━━━ Extracted records
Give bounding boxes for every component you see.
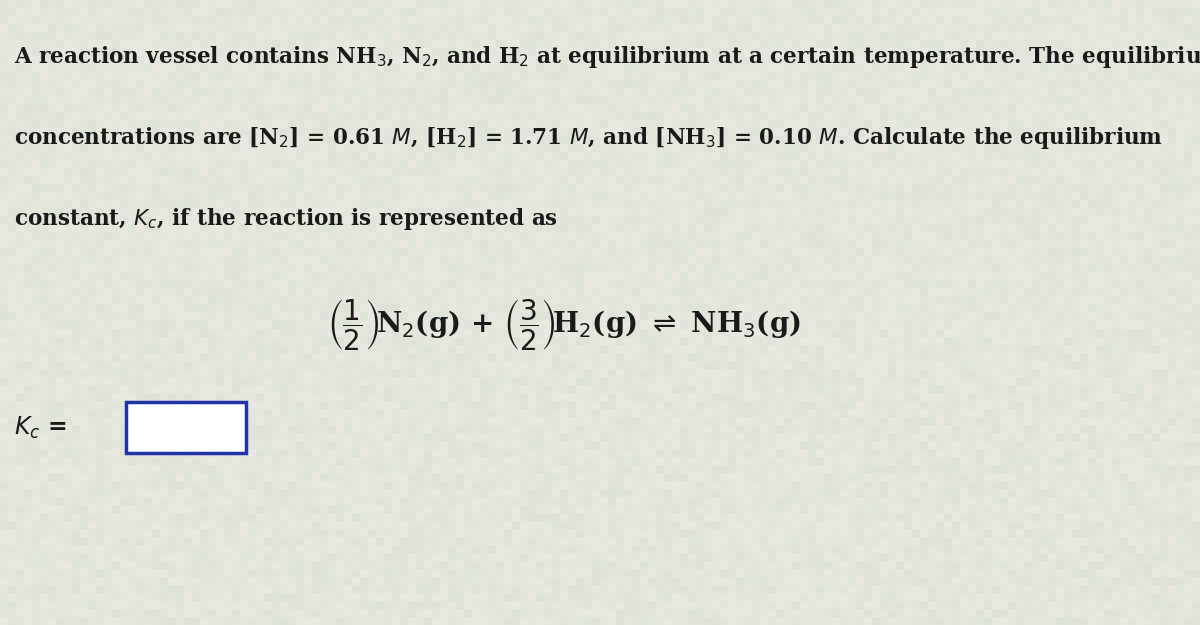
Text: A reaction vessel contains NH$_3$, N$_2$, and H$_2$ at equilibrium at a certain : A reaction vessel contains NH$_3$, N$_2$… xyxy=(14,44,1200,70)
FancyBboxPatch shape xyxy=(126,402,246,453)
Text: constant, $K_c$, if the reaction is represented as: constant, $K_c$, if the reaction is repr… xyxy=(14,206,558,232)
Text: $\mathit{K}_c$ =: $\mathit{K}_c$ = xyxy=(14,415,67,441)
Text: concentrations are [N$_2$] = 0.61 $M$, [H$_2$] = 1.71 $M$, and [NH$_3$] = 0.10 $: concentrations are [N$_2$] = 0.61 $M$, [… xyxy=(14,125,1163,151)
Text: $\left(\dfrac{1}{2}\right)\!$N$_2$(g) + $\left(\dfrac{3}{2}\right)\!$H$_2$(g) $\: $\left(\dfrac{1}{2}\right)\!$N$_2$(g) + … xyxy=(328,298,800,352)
━━━━━━
━━━ Extracted records
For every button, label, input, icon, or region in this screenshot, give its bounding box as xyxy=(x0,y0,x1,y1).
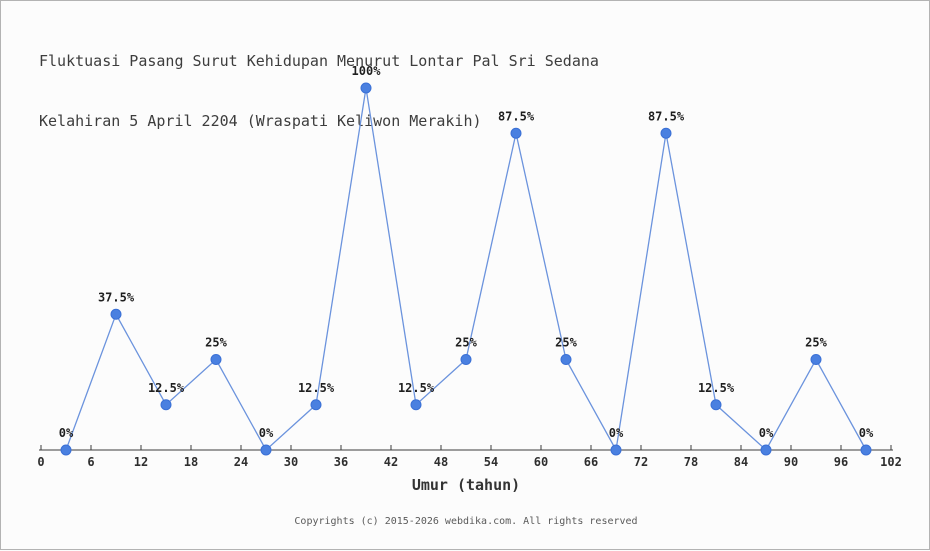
━━━━━━
━━━ Extracted records
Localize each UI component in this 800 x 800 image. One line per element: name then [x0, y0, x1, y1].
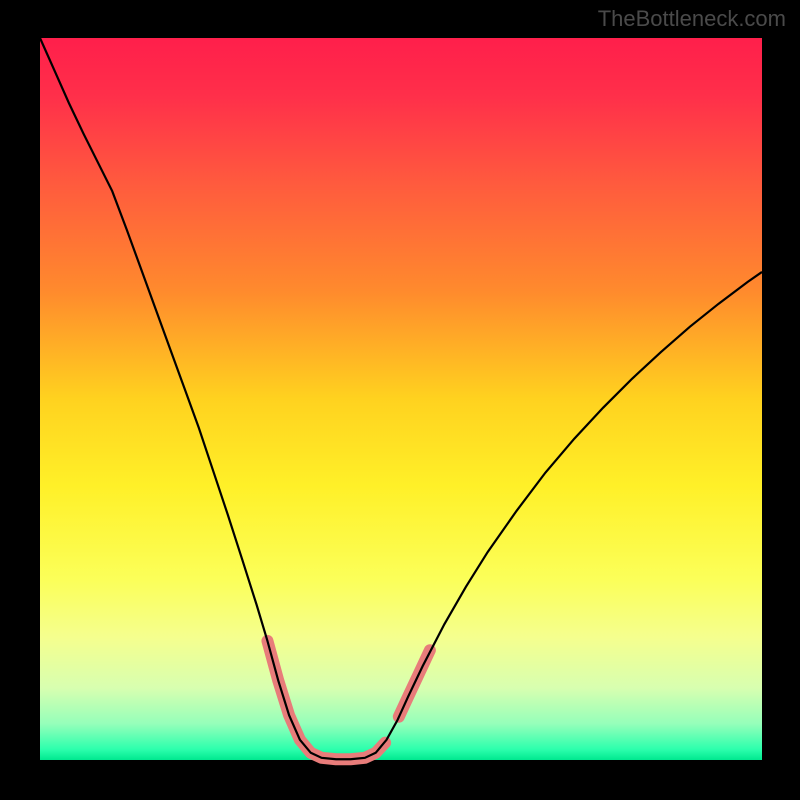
━━━━━━
Directions: Give the lines of the material again, from the line containing "Give bounding boxes" through the line containing "Text: constant, $K_c$, if", with "vessel" replaced by "container" and everything else unchanged. Leave the pictures out of the answer.

Task solution:
Give bounding boxes for every component you see.
Text: A reaction container contains NH$_3$, N$_2$, and H$_2$ at equilibrium at a certain : A reaction container contains NH$_3$, N$_2$… xyxy=(14,44,1200,70)
FancyBboxPatch shape xyxy=(126,402,246,453)
Text: constant, $K_c$, if the reaction is represented as: constant, $K_c$, if the reaction is repr… xyxy=(14,206,558,232)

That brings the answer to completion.